▶ _Exercise details_
In the data that follows, count the lines in which the word "JSON" occurs, and report that figure alone.

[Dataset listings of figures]

····················

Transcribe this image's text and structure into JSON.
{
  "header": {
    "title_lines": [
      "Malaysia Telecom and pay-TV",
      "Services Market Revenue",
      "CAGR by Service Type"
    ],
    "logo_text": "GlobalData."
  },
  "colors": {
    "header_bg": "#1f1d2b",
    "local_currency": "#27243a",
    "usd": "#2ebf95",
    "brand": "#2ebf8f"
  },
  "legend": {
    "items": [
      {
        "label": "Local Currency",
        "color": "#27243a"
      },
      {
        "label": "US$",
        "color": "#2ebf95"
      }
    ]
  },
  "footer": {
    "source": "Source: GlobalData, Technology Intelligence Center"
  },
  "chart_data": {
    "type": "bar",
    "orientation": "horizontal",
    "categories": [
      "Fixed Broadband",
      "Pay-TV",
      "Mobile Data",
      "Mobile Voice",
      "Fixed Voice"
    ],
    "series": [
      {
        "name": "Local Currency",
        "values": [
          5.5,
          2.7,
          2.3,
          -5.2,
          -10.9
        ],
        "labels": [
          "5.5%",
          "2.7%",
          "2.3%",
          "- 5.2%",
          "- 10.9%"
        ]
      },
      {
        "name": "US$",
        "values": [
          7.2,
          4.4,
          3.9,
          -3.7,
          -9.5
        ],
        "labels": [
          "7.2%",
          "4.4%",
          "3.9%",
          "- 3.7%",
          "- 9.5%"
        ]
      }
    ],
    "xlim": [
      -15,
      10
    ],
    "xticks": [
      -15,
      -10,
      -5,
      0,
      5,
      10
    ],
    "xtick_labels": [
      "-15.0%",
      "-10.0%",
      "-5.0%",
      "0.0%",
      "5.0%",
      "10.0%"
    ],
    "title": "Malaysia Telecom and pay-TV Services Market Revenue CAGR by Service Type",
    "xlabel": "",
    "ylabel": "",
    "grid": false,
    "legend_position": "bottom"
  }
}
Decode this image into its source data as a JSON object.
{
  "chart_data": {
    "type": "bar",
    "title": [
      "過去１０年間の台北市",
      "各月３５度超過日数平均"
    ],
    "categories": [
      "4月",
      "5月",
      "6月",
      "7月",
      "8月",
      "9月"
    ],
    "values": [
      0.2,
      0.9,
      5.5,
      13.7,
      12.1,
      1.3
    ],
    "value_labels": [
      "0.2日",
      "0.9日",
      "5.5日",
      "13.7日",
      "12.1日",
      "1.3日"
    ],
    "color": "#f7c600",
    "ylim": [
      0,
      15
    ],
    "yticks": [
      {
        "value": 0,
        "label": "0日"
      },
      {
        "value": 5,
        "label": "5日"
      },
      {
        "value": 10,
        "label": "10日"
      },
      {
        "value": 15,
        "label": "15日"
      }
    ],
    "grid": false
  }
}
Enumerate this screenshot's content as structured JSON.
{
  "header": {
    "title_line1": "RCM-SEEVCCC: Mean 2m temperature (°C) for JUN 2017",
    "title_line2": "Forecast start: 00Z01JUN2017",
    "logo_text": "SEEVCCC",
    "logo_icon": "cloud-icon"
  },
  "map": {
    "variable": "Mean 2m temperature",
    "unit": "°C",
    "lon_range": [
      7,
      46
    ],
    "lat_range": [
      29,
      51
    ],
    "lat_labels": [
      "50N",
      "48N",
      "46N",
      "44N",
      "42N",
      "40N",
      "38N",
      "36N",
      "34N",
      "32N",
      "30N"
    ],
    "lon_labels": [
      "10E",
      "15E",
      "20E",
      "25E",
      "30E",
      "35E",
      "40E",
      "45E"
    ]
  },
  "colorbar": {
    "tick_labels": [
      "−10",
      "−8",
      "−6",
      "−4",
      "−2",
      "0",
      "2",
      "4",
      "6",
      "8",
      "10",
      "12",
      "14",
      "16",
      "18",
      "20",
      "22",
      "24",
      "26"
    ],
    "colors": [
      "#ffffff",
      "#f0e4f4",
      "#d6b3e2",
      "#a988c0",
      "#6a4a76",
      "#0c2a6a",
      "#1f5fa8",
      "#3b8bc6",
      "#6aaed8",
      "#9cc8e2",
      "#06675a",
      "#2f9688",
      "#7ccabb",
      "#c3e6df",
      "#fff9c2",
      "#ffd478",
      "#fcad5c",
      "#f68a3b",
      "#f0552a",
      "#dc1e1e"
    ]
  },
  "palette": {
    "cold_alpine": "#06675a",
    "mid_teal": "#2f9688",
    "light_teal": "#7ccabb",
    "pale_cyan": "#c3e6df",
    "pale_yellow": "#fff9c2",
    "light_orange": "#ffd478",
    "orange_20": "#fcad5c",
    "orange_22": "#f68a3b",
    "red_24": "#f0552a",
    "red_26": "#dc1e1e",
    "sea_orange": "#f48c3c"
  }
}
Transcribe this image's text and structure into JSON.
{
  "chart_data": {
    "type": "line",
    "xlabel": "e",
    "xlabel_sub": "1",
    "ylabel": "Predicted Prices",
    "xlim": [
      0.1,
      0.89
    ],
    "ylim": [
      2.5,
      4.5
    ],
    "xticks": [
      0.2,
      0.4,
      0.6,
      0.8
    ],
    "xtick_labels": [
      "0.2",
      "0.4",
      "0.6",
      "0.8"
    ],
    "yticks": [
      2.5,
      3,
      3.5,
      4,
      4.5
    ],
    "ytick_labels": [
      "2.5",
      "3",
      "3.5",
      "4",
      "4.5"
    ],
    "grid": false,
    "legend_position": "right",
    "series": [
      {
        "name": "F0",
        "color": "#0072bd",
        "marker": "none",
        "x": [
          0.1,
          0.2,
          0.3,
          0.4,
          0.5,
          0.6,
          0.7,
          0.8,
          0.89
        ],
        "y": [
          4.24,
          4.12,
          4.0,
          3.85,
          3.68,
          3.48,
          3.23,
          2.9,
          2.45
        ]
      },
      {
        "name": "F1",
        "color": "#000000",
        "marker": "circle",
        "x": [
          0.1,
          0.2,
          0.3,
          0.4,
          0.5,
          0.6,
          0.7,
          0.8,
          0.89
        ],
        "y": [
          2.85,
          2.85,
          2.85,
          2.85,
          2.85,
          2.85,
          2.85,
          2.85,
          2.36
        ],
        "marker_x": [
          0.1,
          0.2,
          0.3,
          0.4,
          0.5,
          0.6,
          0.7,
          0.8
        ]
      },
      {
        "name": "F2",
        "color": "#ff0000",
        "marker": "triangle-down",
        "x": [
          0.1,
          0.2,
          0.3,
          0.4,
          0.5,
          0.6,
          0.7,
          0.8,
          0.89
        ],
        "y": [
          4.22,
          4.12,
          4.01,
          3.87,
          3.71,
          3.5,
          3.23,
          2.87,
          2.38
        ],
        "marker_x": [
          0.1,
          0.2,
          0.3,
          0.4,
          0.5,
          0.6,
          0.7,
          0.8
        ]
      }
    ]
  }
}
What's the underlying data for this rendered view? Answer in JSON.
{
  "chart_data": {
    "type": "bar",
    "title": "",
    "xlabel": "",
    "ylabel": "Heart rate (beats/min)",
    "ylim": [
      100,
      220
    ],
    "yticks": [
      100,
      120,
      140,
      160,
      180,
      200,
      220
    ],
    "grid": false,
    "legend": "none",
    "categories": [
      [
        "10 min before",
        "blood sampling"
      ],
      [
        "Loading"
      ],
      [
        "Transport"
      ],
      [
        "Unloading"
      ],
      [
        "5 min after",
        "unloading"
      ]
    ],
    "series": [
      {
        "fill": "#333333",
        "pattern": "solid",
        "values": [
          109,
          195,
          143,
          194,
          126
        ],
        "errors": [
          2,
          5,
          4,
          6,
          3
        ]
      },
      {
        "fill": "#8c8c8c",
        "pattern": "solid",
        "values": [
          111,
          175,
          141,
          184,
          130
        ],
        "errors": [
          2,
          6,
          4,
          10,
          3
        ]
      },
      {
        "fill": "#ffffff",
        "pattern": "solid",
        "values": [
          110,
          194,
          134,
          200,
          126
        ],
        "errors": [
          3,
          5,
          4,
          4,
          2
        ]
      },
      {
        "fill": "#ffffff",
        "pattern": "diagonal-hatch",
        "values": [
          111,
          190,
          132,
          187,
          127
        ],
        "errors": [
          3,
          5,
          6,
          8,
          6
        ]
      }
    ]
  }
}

····················

▶ _Expected output_
5